### AIM
Repeat the entire listing exactly.
>> START
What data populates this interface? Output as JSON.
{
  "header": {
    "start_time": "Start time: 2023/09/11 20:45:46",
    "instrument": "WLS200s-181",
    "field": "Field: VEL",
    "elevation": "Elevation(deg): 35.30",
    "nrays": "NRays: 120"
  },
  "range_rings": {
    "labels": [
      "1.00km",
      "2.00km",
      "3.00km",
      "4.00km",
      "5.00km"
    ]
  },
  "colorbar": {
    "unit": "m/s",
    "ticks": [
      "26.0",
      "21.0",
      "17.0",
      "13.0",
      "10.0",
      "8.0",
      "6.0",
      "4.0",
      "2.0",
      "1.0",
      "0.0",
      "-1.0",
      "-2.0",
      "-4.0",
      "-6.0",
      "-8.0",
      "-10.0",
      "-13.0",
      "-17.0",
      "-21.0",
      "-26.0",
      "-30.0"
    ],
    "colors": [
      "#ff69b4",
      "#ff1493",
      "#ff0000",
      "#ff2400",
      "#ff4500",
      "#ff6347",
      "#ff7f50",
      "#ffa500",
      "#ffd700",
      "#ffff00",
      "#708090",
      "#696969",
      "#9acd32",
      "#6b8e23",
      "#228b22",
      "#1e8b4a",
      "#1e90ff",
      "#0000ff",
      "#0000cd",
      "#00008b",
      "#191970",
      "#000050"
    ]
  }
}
>> END
### OUTPUT FOR THIS TASK
What data populates this interface? Output as JSON.
{
  "header": {
    "start_time": "Start time: 2023/09/11 20:45:46",
    "instrument": "WLS200s-181",
    "field": "Field: VEL",
    "elevation": "Elevation(deg): 35.30",
    "nrays": "NRays: 120"
  },
  "range_rings": {
    "labels": [
      "1.00km",
      "2.00km",
      "3.00km",
      "4.00km",
      "5.00km"
    ]
  },
  "colorbar": {
    "unit": "m/s",
    "ticks": [
      "26.0",
      "21.0",
      "17.0",
      "13.0",
      "10.0",
      "8.0",
      "6.0",
      "4.0",
      "2.0",
      "1.0",
      "0.0",
      "-1.0",
      "-2.0",
      "-4.0",
      "-6.0",
      "-8.0",
      "-10.0",
      "-13.0",
      "-17.0",
      "-21.0",
      "-26.0",
      "-30.0"
    ],
    "colors": [
      "#ff69b4",
      "#ff1493",
      "#ff0000",
      "#ff2400",
      "#ff4500",
      "#ff6347",
      "#ff7f50",
      "#ffa500",
      "#ffd700",
      "#ffff00",
      "#708090",
      "#696969",
      "#9acd32",
      "#6b8e23",
      "#228b22",
      "#1e8b4a",
      "#1e90ff",
      "#0000ff",
      "#0000cd",
      "#00008b",
      "#191970",
      "#000050"
    ]
  }
}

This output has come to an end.